→ **WRITTEN TASK**
Select and copy out every line in the records containing "name".

→ **EXERCISE MATERIALS**
▼▼▼

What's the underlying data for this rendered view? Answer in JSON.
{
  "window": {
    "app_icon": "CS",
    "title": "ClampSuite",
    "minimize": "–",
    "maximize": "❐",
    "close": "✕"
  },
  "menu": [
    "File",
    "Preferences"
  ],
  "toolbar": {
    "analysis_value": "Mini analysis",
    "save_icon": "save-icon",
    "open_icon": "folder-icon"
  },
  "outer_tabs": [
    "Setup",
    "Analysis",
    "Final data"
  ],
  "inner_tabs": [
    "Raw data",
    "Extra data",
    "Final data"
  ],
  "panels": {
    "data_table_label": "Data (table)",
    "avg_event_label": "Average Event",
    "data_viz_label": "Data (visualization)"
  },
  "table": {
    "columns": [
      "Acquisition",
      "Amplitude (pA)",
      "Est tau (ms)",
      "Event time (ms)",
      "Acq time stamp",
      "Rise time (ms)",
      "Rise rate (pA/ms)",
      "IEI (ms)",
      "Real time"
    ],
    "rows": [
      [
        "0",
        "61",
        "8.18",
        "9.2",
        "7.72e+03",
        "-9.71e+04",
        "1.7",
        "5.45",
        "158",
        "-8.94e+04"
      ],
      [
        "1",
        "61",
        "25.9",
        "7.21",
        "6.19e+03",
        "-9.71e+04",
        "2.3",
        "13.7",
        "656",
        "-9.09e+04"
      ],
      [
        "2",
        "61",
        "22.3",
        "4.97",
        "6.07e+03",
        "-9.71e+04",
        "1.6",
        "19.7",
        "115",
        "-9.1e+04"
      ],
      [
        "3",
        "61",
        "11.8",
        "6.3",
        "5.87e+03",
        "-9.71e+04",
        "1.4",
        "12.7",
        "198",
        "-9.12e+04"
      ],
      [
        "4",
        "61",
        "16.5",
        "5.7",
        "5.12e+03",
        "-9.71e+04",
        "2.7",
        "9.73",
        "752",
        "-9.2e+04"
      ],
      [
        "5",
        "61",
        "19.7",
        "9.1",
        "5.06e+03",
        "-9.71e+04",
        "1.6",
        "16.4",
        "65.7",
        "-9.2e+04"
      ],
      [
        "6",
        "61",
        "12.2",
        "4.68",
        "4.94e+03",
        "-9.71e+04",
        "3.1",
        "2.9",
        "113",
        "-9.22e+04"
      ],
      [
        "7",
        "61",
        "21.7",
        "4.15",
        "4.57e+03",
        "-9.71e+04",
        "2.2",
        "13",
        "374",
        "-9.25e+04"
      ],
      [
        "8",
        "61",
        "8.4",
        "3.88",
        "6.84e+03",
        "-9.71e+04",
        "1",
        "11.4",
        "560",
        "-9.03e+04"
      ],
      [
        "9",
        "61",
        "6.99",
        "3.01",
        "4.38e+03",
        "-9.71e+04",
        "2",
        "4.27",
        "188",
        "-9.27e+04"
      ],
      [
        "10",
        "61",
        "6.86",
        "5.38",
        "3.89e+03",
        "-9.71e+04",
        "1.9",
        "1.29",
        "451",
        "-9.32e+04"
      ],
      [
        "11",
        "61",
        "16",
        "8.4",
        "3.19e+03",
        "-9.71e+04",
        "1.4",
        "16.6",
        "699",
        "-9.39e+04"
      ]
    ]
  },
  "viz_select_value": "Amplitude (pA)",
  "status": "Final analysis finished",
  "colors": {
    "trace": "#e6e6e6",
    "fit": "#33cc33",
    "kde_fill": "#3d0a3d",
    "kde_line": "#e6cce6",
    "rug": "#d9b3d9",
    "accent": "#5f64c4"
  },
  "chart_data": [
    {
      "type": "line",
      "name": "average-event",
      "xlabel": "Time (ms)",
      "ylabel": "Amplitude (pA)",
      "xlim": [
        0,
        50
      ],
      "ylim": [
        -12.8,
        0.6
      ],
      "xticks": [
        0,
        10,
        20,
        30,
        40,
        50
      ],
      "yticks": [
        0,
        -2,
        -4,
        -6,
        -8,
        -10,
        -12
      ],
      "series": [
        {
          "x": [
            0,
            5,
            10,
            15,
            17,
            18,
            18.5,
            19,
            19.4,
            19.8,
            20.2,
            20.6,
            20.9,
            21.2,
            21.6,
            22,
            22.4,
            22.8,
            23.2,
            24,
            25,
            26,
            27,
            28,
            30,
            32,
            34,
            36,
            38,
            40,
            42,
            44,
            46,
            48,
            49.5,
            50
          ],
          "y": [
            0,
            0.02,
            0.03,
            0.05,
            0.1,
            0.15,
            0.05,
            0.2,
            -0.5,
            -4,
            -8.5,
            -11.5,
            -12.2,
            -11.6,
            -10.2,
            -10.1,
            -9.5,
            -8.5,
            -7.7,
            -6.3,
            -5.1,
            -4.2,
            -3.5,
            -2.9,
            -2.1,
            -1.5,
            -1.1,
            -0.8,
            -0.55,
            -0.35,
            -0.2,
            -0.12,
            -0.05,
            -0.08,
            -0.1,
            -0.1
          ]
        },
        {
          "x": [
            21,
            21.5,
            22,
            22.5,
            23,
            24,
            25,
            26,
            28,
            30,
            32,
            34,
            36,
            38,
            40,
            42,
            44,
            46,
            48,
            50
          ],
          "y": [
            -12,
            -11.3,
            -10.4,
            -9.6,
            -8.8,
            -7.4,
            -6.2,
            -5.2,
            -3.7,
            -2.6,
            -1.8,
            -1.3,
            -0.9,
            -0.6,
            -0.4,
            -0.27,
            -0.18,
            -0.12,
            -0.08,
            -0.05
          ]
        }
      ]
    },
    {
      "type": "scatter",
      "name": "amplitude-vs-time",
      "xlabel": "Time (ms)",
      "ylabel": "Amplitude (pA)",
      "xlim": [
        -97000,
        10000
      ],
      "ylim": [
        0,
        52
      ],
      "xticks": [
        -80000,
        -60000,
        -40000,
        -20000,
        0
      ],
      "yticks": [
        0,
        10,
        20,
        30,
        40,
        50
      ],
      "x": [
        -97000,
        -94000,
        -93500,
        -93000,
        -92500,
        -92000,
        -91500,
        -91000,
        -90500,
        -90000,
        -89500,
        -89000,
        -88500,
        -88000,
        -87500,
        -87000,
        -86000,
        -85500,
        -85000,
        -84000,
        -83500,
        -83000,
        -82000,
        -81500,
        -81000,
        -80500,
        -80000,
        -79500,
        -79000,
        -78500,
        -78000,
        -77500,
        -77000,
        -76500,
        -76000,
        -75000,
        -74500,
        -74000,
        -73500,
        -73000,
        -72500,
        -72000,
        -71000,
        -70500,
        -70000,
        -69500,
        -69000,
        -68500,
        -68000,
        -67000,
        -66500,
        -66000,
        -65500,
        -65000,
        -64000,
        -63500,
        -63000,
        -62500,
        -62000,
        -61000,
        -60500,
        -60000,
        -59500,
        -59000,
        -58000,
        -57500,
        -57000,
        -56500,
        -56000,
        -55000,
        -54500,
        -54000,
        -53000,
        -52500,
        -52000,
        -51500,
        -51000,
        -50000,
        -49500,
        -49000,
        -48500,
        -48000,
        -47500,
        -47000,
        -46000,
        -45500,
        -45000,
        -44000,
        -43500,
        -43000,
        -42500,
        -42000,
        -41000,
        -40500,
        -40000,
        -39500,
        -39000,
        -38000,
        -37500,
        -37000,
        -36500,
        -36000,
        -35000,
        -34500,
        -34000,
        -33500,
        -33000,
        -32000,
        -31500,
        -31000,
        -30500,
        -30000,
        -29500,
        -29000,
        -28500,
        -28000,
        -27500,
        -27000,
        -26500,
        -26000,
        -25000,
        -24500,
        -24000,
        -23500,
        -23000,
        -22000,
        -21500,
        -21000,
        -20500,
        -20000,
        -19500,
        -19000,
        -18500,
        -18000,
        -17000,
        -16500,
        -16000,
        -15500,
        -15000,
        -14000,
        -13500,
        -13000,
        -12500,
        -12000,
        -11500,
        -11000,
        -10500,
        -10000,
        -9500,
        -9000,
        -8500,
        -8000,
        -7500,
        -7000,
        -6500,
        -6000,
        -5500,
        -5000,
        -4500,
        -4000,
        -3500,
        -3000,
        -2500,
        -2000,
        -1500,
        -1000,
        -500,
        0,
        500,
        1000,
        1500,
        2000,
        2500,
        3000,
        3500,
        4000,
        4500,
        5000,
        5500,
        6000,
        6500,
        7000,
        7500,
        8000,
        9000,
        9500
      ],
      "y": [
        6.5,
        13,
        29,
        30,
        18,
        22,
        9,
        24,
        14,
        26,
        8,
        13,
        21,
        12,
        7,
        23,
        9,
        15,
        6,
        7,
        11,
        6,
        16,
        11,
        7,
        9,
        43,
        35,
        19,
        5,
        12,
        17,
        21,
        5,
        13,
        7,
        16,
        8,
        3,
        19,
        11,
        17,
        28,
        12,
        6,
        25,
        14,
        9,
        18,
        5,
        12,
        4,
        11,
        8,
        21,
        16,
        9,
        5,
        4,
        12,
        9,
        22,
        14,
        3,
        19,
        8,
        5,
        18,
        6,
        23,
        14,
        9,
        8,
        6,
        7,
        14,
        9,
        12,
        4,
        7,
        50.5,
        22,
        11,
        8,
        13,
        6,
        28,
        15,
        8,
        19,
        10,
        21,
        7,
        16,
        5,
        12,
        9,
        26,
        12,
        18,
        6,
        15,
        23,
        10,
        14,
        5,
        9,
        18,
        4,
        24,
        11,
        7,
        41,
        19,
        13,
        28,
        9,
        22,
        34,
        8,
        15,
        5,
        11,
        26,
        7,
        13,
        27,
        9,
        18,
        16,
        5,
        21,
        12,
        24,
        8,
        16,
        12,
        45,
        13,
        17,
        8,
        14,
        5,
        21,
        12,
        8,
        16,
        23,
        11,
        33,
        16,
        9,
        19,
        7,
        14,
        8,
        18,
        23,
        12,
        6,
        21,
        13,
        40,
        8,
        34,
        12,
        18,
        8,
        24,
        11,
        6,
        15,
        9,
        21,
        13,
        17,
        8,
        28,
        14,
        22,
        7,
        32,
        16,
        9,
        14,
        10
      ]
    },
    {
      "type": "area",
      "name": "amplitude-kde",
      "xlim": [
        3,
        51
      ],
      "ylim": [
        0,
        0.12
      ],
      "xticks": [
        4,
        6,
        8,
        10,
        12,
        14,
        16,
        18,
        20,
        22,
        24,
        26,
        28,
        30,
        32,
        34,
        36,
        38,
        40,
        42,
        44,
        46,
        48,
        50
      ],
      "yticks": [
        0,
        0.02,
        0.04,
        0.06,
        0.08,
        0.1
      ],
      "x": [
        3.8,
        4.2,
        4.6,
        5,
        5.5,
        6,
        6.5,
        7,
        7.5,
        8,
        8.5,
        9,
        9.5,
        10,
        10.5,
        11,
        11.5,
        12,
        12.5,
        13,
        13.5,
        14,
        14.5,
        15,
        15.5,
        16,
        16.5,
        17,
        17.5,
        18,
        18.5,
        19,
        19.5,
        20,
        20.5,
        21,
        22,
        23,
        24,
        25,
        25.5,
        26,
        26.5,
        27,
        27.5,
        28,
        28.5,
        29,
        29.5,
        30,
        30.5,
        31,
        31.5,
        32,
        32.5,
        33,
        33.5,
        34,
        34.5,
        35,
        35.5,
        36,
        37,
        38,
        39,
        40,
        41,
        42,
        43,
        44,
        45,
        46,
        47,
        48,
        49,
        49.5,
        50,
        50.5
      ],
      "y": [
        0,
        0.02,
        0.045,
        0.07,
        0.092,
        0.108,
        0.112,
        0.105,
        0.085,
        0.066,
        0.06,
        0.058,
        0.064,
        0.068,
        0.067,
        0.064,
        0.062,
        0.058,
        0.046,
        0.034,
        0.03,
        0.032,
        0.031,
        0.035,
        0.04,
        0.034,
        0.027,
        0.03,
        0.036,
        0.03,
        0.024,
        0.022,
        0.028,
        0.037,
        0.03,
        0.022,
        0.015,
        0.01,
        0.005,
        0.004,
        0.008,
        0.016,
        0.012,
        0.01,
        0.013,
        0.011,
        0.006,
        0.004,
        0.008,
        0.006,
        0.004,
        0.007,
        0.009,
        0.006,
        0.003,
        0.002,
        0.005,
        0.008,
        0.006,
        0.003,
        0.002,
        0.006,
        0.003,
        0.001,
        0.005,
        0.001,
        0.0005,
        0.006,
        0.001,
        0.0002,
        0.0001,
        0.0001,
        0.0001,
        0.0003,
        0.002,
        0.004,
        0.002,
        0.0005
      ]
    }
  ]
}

▲▲▲

→ **TASK SOLUTION**
      "name": "average-event",
      "name": "amplitude-vs-time",
      "name": "amplitude-kde",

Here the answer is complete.